Required work:
1. Return the words of the passage on gym wellness services exactly, starting at "Gyms and studios" and ending at "according to Pojednic.".
2. Answer these questions from the passage on gym wellness services.
(a) At what hour are the products used regularly in some of the 24/7 clubs?
(b) Which therapy did the Restore Hyper Wellness business start with?
(c) Who said that interest in products requiring a prescription is increasing?

Quoted passage:
────
Gyms and studios that offer HydroMassage as part of a premium membership or add-on service have had little problem monetizing once members experience the products. Some find that it increases member engagement in unexpected ways.
“In every conversation we have, they say at some point and always a bit sheepishly, that they have people that don’t even work out, but come in before work or on their lunch break,” Lunter said. “We do a lot of tracking and our products are being used on a regular basis at three o’clock in the morning in some of the 24/7 clubs.”
The Restore Hyper Wellness business started with cryotherapy, which remains, along with heat and red light therapies, its most popular products, but interest is starting to shift more toward prevention, according to Pojednic.
“As people start to think about this proactive and preventive space, they’re experimenting with a lot more of our medical therapies, so we’re seeing that the I.V. micronutrients, NAD, and injectables are also really important for this type of self-care,” Pojednic noted. “We see interest in products that you need a prescription for from our medical team increasing and certainly not slowing down anytime soon.”
────
Entries shown:
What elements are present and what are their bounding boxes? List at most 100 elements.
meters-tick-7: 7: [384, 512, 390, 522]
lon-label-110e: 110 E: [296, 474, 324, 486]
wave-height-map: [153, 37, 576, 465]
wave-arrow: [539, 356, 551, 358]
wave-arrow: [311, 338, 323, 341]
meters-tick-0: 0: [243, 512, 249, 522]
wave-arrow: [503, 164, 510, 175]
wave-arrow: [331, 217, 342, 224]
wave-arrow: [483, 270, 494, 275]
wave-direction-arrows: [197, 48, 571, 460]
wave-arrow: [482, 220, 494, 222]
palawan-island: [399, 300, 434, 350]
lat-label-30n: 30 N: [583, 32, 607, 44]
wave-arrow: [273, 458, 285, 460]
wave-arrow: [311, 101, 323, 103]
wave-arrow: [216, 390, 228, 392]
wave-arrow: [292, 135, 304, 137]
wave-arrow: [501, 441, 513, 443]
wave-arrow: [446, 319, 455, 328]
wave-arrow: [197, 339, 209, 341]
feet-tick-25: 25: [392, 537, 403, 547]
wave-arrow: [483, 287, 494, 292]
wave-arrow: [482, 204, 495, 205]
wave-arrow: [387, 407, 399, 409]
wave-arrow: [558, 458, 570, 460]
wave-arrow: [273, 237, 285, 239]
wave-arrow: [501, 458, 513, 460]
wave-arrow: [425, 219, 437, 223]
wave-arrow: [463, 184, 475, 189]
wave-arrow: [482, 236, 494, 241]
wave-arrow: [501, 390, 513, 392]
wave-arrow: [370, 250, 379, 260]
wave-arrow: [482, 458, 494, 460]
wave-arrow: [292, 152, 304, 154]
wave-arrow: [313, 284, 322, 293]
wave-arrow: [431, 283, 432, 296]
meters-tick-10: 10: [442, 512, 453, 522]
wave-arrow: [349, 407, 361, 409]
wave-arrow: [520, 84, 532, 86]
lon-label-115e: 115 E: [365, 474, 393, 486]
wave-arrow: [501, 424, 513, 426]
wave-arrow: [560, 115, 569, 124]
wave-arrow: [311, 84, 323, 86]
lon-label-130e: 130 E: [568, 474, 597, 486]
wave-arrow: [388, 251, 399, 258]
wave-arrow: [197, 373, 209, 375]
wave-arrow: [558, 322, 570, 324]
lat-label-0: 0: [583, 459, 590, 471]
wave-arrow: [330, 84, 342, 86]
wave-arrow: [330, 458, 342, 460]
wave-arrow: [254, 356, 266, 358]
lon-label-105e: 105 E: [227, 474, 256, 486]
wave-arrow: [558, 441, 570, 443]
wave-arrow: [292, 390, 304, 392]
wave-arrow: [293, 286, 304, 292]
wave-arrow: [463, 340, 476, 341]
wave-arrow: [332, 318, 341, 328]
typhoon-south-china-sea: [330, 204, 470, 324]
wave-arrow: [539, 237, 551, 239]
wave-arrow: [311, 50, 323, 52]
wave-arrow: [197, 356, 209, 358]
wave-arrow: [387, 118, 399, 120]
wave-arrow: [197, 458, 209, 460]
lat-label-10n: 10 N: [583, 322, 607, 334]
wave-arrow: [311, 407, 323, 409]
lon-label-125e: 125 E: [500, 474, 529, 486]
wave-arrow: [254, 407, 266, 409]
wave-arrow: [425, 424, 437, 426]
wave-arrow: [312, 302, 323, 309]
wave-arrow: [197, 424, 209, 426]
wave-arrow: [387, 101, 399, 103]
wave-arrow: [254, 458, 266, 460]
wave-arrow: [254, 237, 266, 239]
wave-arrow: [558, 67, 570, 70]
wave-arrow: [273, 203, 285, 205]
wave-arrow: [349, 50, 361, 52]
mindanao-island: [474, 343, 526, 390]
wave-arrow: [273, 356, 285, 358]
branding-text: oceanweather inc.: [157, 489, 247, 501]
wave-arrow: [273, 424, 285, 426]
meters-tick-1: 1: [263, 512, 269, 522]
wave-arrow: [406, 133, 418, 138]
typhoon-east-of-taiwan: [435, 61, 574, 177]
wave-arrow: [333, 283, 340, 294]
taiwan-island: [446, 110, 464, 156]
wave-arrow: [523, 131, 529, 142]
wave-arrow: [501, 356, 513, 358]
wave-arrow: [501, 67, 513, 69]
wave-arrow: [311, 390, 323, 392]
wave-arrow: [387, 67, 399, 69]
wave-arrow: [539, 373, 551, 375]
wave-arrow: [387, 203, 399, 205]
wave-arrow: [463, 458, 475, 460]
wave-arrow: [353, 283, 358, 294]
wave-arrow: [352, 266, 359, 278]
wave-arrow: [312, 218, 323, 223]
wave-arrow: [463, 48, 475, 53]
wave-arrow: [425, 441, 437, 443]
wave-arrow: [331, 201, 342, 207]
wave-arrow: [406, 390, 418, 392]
────
Expected results:
1.
Gyms and studios that offer HydroMassage as part of a premium membership or add-on service have had little problem monetizing once members experience the products. Some find that it increases member engagement in unexpected ways.
“In every conversation we have, they say at some point and always a bit sheepishly, that they have people that don’t even work out, but come in before work or on their lunch break,” Lunter said. “We do a lot of tracking and our products are being used on a regular basis at three o’clock in the morning in some of the 24/7 clubs.”
The Restore Hyper Wellness business started with cryotherapy, which remains, along with heat and red light therapies, its most popular products, but interest is starting to shift more toward prevention, according to Pojednic.

2.
(a) Three o'clock in the morning
(b) Cryotherapy
(c) Pojednic